## [Your task]
Extract each line bearing the word "Lyons".

## [Data to process]
[BEGIN]
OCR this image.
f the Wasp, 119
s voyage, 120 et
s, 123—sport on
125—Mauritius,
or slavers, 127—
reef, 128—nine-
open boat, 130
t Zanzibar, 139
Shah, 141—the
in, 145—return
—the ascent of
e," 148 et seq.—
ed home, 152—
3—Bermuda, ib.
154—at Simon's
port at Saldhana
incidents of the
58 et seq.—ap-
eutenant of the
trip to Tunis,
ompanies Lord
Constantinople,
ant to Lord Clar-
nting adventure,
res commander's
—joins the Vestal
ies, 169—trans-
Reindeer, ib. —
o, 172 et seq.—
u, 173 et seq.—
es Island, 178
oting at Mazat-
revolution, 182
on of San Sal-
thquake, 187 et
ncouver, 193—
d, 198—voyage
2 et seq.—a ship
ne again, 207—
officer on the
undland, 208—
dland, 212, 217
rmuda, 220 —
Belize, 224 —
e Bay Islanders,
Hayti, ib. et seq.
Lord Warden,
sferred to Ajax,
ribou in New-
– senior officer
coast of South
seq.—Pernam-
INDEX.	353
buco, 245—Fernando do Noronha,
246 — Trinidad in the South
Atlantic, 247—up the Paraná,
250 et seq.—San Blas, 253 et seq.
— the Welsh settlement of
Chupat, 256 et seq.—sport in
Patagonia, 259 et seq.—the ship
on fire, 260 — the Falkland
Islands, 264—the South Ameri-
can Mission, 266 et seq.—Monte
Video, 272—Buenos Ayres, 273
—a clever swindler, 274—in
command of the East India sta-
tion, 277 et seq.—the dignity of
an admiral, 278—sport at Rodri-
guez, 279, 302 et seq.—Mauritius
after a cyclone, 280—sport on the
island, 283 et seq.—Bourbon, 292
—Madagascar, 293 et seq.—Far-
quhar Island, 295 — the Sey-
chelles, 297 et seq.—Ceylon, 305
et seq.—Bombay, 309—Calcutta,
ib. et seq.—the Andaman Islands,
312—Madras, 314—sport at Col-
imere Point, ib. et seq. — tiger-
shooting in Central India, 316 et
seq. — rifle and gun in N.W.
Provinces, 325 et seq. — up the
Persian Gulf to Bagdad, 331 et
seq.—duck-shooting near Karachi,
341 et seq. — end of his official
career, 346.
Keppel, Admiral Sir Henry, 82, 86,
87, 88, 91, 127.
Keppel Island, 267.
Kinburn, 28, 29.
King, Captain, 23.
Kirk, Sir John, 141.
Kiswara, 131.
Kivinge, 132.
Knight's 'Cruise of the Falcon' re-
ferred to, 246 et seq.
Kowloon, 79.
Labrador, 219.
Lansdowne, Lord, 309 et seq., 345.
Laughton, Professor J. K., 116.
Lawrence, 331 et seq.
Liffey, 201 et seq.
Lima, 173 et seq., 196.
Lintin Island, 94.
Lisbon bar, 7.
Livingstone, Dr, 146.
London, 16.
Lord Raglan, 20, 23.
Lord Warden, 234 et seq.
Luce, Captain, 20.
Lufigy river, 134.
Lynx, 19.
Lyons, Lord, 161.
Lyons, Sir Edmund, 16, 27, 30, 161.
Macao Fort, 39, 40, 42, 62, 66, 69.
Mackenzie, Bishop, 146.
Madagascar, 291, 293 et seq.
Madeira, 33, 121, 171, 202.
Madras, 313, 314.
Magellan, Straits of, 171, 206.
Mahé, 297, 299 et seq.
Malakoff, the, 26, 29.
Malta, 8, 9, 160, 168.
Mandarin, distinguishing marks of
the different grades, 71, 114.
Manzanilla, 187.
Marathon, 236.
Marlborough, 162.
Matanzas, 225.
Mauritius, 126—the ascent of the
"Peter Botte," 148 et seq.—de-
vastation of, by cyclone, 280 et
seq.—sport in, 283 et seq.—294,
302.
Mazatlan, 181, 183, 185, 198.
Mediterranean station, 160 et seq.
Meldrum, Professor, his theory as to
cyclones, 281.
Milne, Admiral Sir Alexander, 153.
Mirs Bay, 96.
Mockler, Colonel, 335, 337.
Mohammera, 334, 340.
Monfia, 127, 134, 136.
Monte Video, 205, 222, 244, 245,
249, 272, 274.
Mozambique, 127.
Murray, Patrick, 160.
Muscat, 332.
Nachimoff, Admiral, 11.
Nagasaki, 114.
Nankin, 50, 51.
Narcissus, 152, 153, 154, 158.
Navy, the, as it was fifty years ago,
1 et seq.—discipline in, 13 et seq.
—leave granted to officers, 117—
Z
[END]
## [Worked solution]
Lyons, Lord, 161.
Lyons, Sir Edmund, 16, 27, 30, 161.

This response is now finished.